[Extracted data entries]
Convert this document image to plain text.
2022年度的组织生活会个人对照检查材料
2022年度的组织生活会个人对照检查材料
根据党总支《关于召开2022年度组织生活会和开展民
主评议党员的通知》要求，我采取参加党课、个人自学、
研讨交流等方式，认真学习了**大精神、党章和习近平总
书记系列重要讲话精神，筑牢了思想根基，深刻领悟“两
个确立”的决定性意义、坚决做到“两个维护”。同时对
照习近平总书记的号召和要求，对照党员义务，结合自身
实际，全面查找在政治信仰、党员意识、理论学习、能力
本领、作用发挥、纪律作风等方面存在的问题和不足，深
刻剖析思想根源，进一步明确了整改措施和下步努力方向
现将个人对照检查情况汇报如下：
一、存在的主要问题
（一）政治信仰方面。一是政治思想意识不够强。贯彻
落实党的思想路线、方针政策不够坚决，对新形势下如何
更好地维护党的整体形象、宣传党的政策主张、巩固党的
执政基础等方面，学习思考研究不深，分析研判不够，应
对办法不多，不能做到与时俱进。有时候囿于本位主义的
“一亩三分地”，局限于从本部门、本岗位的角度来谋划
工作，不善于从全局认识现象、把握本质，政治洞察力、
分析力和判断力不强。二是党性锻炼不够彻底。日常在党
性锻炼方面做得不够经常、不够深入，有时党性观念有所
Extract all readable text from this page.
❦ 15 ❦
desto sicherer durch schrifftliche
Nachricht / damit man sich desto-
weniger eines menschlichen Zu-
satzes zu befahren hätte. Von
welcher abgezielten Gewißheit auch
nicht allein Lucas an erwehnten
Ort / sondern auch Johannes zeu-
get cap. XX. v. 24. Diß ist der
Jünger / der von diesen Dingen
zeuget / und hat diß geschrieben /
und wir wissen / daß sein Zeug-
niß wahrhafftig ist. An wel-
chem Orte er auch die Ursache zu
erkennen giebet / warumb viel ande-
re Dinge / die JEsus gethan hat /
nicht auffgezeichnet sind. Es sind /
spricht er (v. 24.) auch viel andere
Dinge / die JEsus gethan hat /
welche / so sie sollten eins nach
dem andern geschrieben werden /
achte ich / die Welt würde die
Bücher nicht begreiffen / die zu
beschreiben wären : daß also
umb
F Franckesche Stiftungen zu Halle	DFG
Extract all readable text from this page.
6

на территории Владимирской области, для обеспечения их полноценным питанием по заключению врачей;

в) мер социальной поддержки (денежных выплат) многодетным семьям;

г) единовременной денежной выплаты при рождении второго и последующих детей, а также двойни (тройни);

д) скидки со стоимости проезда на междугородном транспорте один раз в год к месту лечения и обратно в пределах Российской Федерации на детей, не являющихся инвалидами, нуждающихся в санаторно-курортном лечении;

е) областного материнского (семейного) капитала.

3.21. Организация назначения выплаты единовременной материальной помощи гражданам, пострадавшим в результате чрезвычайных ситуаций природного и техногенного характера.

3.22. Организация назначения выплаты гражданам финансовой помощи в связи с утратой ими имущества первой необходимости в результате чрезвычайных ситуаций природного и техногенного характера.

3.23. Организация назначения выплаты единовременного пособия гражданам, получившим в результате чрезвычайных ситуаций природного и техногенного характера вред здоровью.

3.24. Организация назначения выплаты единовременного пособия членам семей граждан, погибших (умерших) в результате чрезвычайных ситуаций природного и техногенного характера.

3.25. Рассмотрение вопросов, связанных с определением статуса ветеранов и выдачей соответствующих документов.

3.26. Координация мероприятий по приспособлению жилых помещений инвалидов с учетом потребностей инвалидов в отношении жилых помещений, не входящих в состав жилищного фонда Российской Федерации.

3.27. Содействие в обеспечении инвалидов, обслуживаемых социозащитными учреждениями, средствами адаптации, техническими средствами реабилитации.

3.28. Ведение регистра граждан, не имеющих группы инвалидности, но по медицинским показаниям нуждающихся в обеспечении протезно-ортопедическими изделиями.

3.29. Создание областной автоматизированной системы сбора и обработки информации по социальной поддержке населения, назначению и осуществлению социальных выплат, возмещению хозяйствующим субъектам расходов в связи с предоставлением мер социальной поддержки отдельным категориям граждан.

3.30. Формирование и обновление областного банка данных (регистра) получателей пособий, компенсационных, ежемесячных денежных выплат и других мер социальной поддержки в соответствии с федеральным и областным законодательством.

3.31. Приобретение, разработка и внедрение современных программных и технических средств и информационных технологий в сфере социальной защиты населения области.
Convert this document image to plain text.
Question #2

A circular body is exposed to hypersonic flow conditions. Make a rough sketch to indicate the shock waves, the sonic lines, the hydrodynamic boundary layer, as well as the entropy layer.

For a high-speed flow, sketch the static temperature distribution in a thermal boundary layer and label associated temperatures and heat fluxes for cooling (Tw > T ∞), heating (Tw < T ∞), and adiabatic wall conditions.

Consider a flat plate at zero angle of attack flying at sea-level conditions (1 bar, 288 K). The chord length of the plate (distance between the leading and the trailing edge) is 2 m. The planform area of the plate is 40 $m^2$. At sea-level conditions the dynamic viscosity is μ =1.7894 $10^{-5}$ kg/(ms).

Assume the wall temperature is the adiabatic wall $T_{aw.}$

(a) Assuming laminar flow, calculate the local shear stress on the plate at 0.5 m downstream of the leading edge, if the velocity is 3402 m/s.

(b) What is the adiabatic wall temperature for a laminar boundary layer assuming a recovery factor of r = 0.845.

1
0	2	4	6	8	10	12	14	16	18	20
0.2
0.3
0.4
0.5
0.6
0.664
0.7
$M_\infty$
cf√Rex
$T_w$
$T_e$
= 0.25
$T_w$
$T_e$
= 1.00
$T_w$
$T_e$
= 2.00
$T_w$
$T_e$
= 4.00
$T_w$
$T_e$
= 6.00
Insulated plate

## Do this
Figure out how many lines of the data above include "nicht", then give the number and nothing more.

## Response to the exercise
3